-- START Records shown --

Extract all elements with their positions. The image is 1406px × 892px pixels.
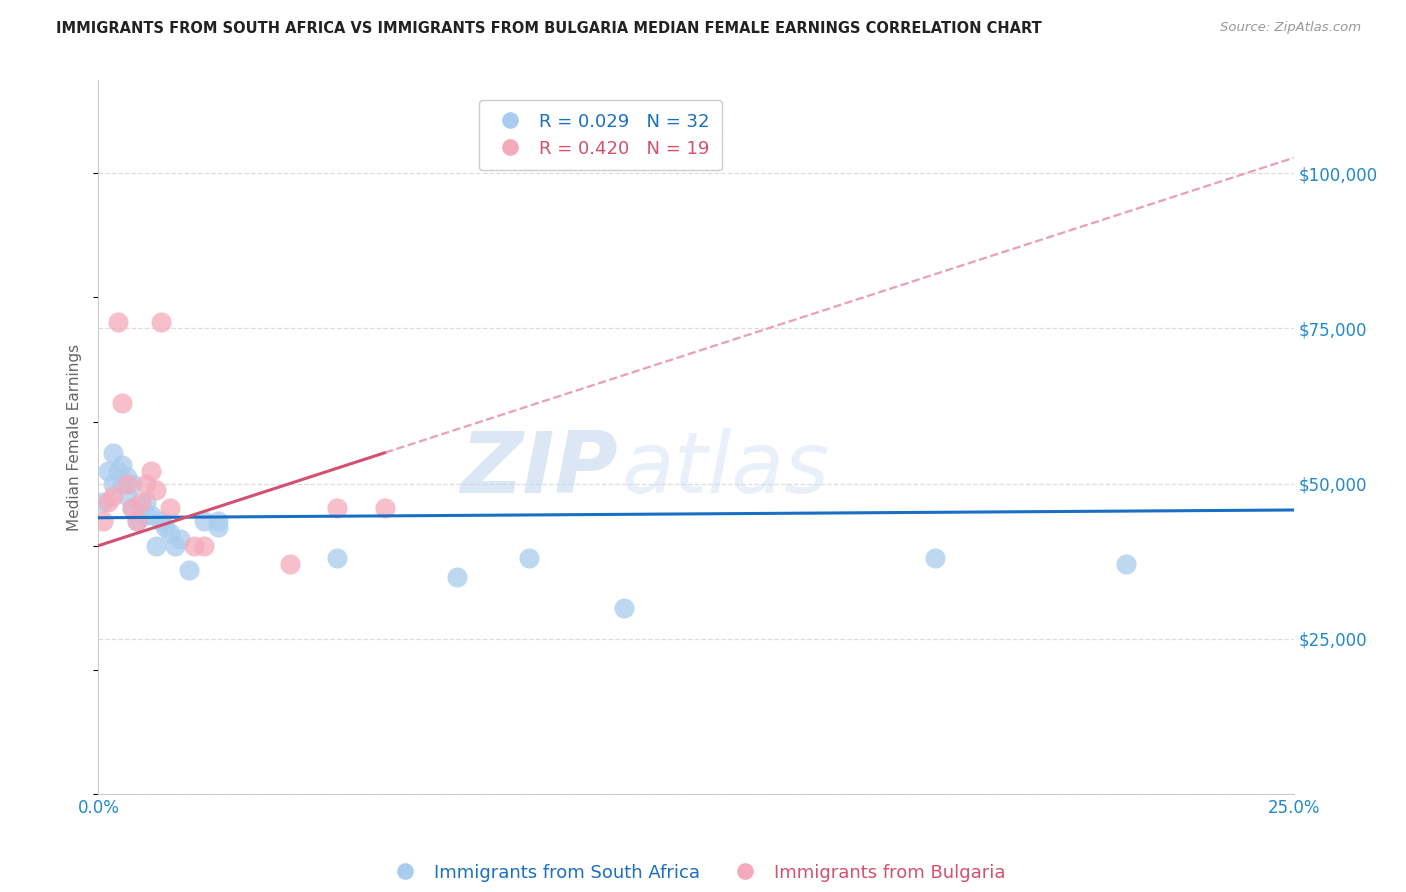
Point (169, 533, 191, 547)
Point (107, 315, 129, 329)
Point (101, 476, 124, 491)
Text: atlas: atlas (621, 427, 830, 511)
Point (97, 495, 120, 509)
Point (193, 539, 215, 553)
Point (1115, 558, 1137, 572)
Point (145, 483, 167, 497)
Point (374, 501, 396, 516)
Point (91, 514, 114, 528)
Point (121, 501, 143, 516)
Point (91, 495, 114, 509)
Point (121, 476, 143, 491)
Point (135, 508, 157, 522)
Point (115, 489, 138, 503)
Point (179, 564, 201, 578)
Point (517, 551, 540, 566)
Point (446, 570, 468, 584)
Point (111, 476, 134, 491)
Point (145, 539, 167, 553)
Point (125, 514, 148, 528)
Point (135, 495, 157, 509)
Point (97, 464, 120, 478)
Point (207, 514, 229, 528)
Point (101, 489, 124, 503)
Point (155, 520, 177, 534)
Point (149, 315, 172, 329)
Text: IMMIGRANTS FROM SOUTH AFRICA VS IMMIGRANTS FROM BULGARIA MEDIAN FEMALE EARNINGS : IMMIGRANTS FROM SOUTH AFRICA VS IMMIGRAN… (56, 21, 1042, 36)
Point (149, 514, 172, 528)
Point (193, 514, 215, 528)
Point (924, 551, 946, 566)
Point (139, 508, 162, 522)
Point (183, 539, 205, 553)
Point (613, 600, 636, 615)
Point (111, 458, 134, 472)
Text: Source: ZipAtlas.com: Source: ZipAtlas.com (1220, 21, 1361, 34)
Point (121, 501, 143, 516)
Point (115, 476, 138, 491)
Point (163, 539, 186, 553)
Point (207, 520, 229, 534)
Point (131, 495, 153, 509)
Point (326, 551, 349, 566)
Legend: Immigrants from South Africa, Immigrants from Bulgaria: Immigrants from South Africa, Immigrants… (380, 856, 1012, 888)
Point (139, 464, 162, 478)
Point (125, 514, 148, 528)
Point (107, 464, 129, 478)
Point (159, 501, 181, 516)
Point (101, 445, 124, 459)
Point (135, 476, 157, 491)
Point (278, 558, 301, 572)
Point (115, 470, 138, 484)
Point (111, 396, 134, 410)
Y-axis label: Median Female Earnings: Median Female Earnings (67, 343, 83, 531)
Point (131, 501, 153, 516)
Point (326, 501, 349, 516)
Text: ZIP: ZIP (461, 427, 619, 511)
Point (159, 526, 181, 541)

-- END Records shown --

*Aim:* Format all the lines in the entries above as a numbered list, skipping any blank lines. Leave the pictures out of your answer.

*Reply to the exercise:*
1. Extract all elements with their positions. The image is 1406px × 892px pixels.
2. Point (169, 533, 191, 547)
3. Point (107, 315, 129, 329)
4. Point (101, 476, 124, 491)
5. Text: atlas: atlas (621, 427, 830, 511)
6. Point (97, 495, 120, 509)
7. Point (193, 539, 215, 553)
8. Point (1115, 558, 1137, 572)
9. Point (145, 483, 167, 497)
10. Point (374, 501, 396, 516)
11. Point (91, 514, 114, 528)
12. Point (121, 501, 143, 516)
13. Point (91, 495, 114, 509)
14. Point (121, 476, 143, 491)
15. Point (135, 508, 157, 522)
16. Point (115, 489, 138, 503)
17. Point (179, 564, 201, 578)
18. Point (517, 551, 540, 566)
19. Point (446, 570, 468, 584)
20. Point (111, 476, 134, 491)
21. Point (145, 539, 167, 553)
22. Point (125, 514, 148, 528)
23. Point (135, 495, 157, 509)
24. Point (97, 464, 120, 478)
25. Point (207, 514, 229, 528)
26. Point (101, 489, 124, 503)
27. Point (155, 520, 177, 534)
28. Point (149, 315, 172, 329)
29. Text: IMMIGRANTS FROM SOUTH AFRICA VS IMMIGRANTS FROM BULGARIA MEDIAN FEMALE EARNINGS : IMMIGRANTS FROM SOUTH AFRICA VS IMMIGRAN… (56, 21, 1042, 36)
30. Point (149, 514, 172, 528)
31. Point (193, 514, 215, 528)
32. Point (924, 551, 946, 566)
33. Point (139, 508, 162, 522)
34. Point (183, 539, 205, 553)
35. Point (613, 600, 636, 615)
36. Point (111, 458, 134, 472)
37. Text: Source: ZipAtlas.com: Source: ZipAtlas.com (1220, 21, 1361, 34)
38. Point (121, 501, 143, 516)
39. Point (115, 476, 138, 491)
40. Point (163, 539, 186, 553)
41. Point (207, 520, 229, 534)
42. Point (131, 495, 153, 509)
43. Point (326, 551, 349, 566)
44. Legend: Immigrants from South Africa, Immigrants from Bulgaria: Immigrants from South Africa, Immigrants… (380, 856, 1012, 888)
45. Point (139, 464, 162, 478)
46. Point (125, 514, 148, 528)
47. Point (107, 464, 129, 478)
48. Point (159, 501, 181, 516)
49. Point (101, 445, 124, 459)
50. Point (135, 476, 157, 491)
51. Point (278, 558, 301, 572)
52. Point (115, 470, 138, 484)
53. Point (111, 396, 134, 410)
54. Y-axis label: Median Female Earnings: Median Female Earnings (67, 343, 83, 531)
55. Point (131, 501, 153, 516)
56. Point (326, 501, 349, 516)
57. Text: ZIP: ZIP (461, 427, 619, 511)
58. Point (159, 526, 181, 541)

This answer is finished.